(begin)

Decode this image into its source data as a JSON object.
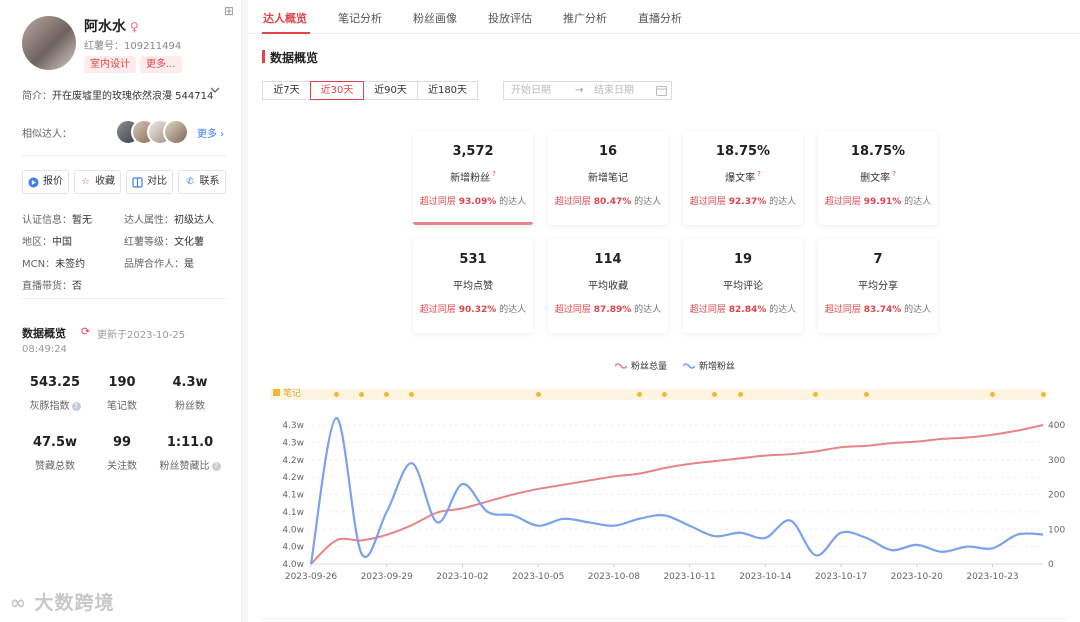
{
  "profile": {
    "name": "阿水水",
    "gender_icon": "♀",
    "red_id_label": "红薯号：",
    "red_id": "109211494",
    "tags": [
      "室内设计",
      "更多..."
    ],
    "bio_label": "简介：",
    "bio": "开在废墟里的玫瑰依然浪漫 544714",
    "similar_label": "相似达人：",
    "more": "更多",
    "colors": {
      "accent": "#e0454b",
      "link": "#3d7bf0"
    }
  },
  "actions": [
    {
      "label": "报价",
      "icon": "quote-icon"
    },
    {
      "label": "收藏",
      "icon": "star-icon"
    },
    {
      "label": "对比",
      "icon": "compare-icon"
    },
    {
      "label": "联系",
      "icon": "phone-icon"
    }
  ],
  "info": [
    {
      "k": "认证信息：",
      "v": "暂无"
    },
    {
      "k": "达人属性：",
      "v": "初级达人"
    },
    {
      "k": "地区：",
      "v": "中国"
    },
    {
      "k": "红薯等级：",
      "v": "文化薯"
    },
    {
      "k": "MCN：",
      "v": "未签约"
    },
    {
      "k": "品牌合作人：",
      "v": "是"
    },
    {
      "k": "直播带货：",
      "v": "否"
    }
  ],
  "side_overview": {
    "title": "数据概览",
    "updated": "更新于2023-10-25",
    "updated_time": "08:49:24",
    "stats": [
      {
        "value": "543.25",
        "label": "灰豚指数"
      },
      {
        "value": "190",
        "label": "笔记数"
      },
      {
        "value": "4.3w",
        "label": "粉丝数"
      },
      {
        "value": "47.5w",
        "label": "赞藏总数"
      },
      {
        "value": "99",
        "label": "关注数"
      },
      {
        "value": "1:11.0",
        "label": "粉丝赞藏比"
      }
    ]
  },
  "watermark": "大数跨境",
  "tabs": [
    "达人概览",
    "笔记分析",
    "粉丝画像",
    "投放评估",
    "推广分析",
    "直播分析"
  ],
  "main_title": "数据概览",
  "ranges": [
    "近7天",
    "近30天",
    "近90天",
    "近180天"
  ],
  "active_range": 1,
  "date": {
    "start": "开始日期",
    "arrow": "→",
    "end": "结束日期"
  },
  "cards": [
    {
      "value": "3,572",
      "label": "新增粉丝",
      "prefix": "超过同层",
      "pct": "93.09%",
      "suffix": " 的达人",
      "q": "?"
    },
    {
      "value": "16",
      "label": "新增笔记",
      "prefix": "超过同层",
      "pct": "80.47%",
      "suffix": " 的达人"
    },
    {
      "value": "18.75%",
      "label": "爆文率",
      "prefix": "超过同层",
      "pct": "92.37%",
      "suffix": " 的达人",
      "q": "?"
    },
    {
      "value": "18.75%",
      "label": "删文率",
      "prefix": "超过同层",
      "pct": "99.91%",
      "suffix": " 的达人",
      "q": "?"
    },
    {
      "value": "531",
      "label": "平均点赞",
      "prefix": "超过同层",
      "pct": "90.32%",
      "suffix": " 的达人"
    },
    {
      "value": "114",
      "label": "平均收藏",
      "prefix": "超过同层",
      "pct": "87.89%",
      "suffix": " 的达人"
    },
    {
      "value": "19",
      "label": "平均评论",
      "prefix": "超过同层",
      "pct": "82.84%",
      "suffix": " 的达人"
    },
    {
      "value": "7",
      "label": "平均分享",
      "prefix": "超过同层",
      "pct": "83.74%",
      "suffix": " 的达人"
    }
  ],
  "chart_data": {
    "type": "line",
    "notes_label": "笔记",
    "note_days": [
      1,
      2,
      3,
      4,
      9,
      13,
      14,
      16,
      17,
      20,
      22,
      27,
      29
    ],
    "x_labels": [
      "2023-09-26",
      "2023-09-29",
      "2023-10-02",
      "2023-10-05",
      "2023-10-08",
      "2023-10-11",
      "2023-10-14",
      "2023-10-17",
      "2023-10-20",
      "2023-10-23"
    ],
    "x_label_days": [
      0,
      3,
      6,
      9,
      12,
      15,
      18,
      21,
      24,
      27
    ],
    "left_ticks": [
      "4.0w",
      "4.0w",
      "4.0w",
      "4.1w",
      "4.1w",
      "4.2w",
      "4.2w",
      "4.3w",
      "4.3w"
    ],
    "right_ticks": [
      "0",
      "100",
      "200",
      "300",
      "400"
    ],
    "right_ylim": [
      0,
      400
    ],
    "series": [
      {
        "name": "粉丝总量",
        "color": "#e8838a",
        "axis": "left",
        "values": [
          0,
          0.17,
          0.17,
          0.21,
          0.28,
          0.37,
          0.4,
          0.45,
          0.5,
          0.54,
          0.57,
          0.6,
          0.63,
          0.65,
          0.69,
          0.72,
          0.74,
          0.76,
          0.78,
          0.79,
          0.81,
          0.84,
          0.85,
          0.87,
          0.88,
          0.9,
          0.91,
          0.93,
          0.96,
          1.0
        ]
      },
      {
        "name": "新增粉丝",
        "color": "#7aa2ee",
        "axis": "right",
        "values": [
          0,
          420,
          30,
          150,
          290,
          120,
          230,
          150,
          140,
          110,
          130,
          120,
          110,
          130,
          140,
          110,
          80,
          90,
          75,
          125,
          25,
          90,
          75,
          40,
          55,
          35,
          50,
          45,
          85,
          85
        ]
      }
    ]
  }
}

(end)

**YOUR OBJECTIVE:** Reproduce every line precisely as given, omitting all pictures.

**IN RESPONSE:**
Decode this image into its source data as a JSON object.
{
  "profile": {
    "name": "阿水水",
    "gender_icon": "♀",
    "red_id_label": "红薯号：",
    "red_id": "109211494",
    "tags": [
      "室内设计",
      "更多..."
    ],
    "bio_label": "简介：",
    "bio": "开在废墟里的玫瑰依然浪漫 544714",
    "similar_label": "相似达人：",
    "more": "更多",
    "colors": {
      "accent": "#e0454b",
      "link": "#3d7bf0"
    }
  },
  "actions": [
    {
      "label": "报价",
      "icon": "quote-icon"
    },
    {
      "label": "收藏",
      "icon": "star-icon"
    },
    {
      "label": "对比",
      "icon": "compare-icon"
    },
    {
      "label": "联系",
      "icon": "phone-icon"
    }
  ],
  "info": [
    {
      "k": "认证信息：",
      "v": "暂无"
    },
    {
      "k": "达人属性：",
      "v": "初级达人"
    },
    {
      "k": "地区：",
      "v": "中国"
    },
    {
      "k": "红薯等级：",
      "v": "文化薯"
    },
    {
      "k": "MCN：",
      "v": "未签约"
    },
    {
      "k": "品牌合作人：",
      "v": "是"
    },
    {
      "k": "直播带货：",
      "v": "否"
    }
  ],
  "side_overview": {
    "title": "数据概览",
    "updated": "更新于2023-10-25",
    "updated_time": "08:49:24",
    "stats": [
      {
        "value": "543.25",
        "label": "灰豚指数"
      },
      {
        "value": "190",
        "label": "笔记数"
      },
      {
        "value": "4.3w",
        "label": "粉丝数"
      },
      {
        "value": "47.5w",
        "label": "赞藏总数"
      },
      {
        "value": "99",
        "label": "关注数"
      },
      {
        "value": "1:11.0",
        "label": "粉丝赞藏比"
      }
    ]
  },
  "watermark": "大数跨境",
  "tabs": [
    "达人概览",
    "笔记分析",
    "粉丝画像",
    "投放评估",
    "推广分析",
    "直播分析"
  ],
  "main_title": "数据概览",
  "ranges": [
    "近7天",
    "近30天",
    "近90天",
    "近180天"
  ],
  "active_range": 1,
  "date": {
    "start": "开始日期",
    "arrow": "→",
    "end": "结束日期"
  },
  "cards": [
    {
      "value": "3,572",
      "label": "新增粉丝",
      "prefix": "超过同层",
      "pct": "93.09%",
      "suffix": " 的达人",
      "q": "?"
    },
    {
      "value": "16",
      "label": "新增笔记",
      "prefix": "超过同层",
      "pct": "80.47%",
      "suffix": " 的达人"
    },
    {
      "value": "18.75%",
      "label": "爆文率",
      "prefix": "超过同层",
      "pct": "92.37%",
      "suffix": " 的达人",
      "q": "?"
    },
    {
      "value": "18.75%",
      "label": "删文率",
      "prefix": "超过同层",
      "pct": "99.91%",
      "suffix": " 的达人",
      "q": "?"
    },
    {
      "value": "531",
      "label": "平均点赞",
      "prefix": "超过同层",
      "pct": "90.32%",
      "suffix": " 的达人"
    },
    {
      "value": "114",
      "label": "平均收藏",
      "prefix": "超过同层",
      "pct": "87.89%",
      "suffix": " 的达人"
    },
    {
      "value": "19",
      "label": "平均评论",
      "prefix": "超过同层",
      "pct": "82.84%",
      "suffix": " 的达人"
    },
    {
      "value": "7",
      "label": "平均分享",
      "prefix": "超过同层",
      "pct": "83.74%",
      "suffix": " 的达人"
    }
  ],
  "chart_data": {
    "type": "line",
    "notes_label": "笔记",
    "note_days": [
      1,
      2,
      3,
      4,
      9,
      13,
      14,
      16,
      17,
      20,
      22,
      27,
      29
    ],
    "x_labels": [
      "2023-09-26",
      "2023-09-29",
      "2023-10-02",
      "2023-10-05",
      "2023-10-08",
      "2023-10-11",
      "2023-10-14",
      "2023-10-17",
      "2023-10-20",
      "2023-10-23"
    ],
    "x_label_days": [
      0,
      3,
      6,
      9,
      12,
      15,
      18,
      21,
      24,
      27
    ],
    "left_ticks": [
      "4.0w",
      "4.0w",
      "4.0w",
      "4.1w",
      "4.1w",
      "4.2w",
      "4.2w",
      "4.3w",
      "4.3w"
    ],
    "right_ticks": [
      "0",
      "100",
      "200",
      "300",
      "400"
    ],
    "right_ylim": [
      0,
      400
    ],
    "series": [
      {
        "name": "粉丝总量",
        "color": "#e8838a",
        "axis": "left",
        "values": [
          0,
          0.17,
          0.17,
          0.21,
          0.28,
          0.37,
          0.4,
          0.45,
          0.5,
          0.54,
          0.57,
          0.6,
          0.63,
          0.65,
          0.69,
          0.72,
          0.74,
          0.76,
          0.78,
          0.79,
          0.81,
          0.84,
          0.85,
          0.87,
          0.88,
          0.9,
          0.91,
          0.93,
          0.96,
          1.0
        ]
      },
      {
        "name": "新增粉丝",
        "color": "#7aa2ee",
        "axis": "right",
        "values": [
          0,
          420,
          30,
          150,
          290,
          120,
          230,
          150,
          140,
          110,
          130,
          120,
          110,
          130,
          140,
          110,
          80,
          90,
          75,
          125,
          25,
          90,
          75,
          40,
          55,
          35,
          50,
          45,
          85,
          85
        ]
      }
    ]
  }
}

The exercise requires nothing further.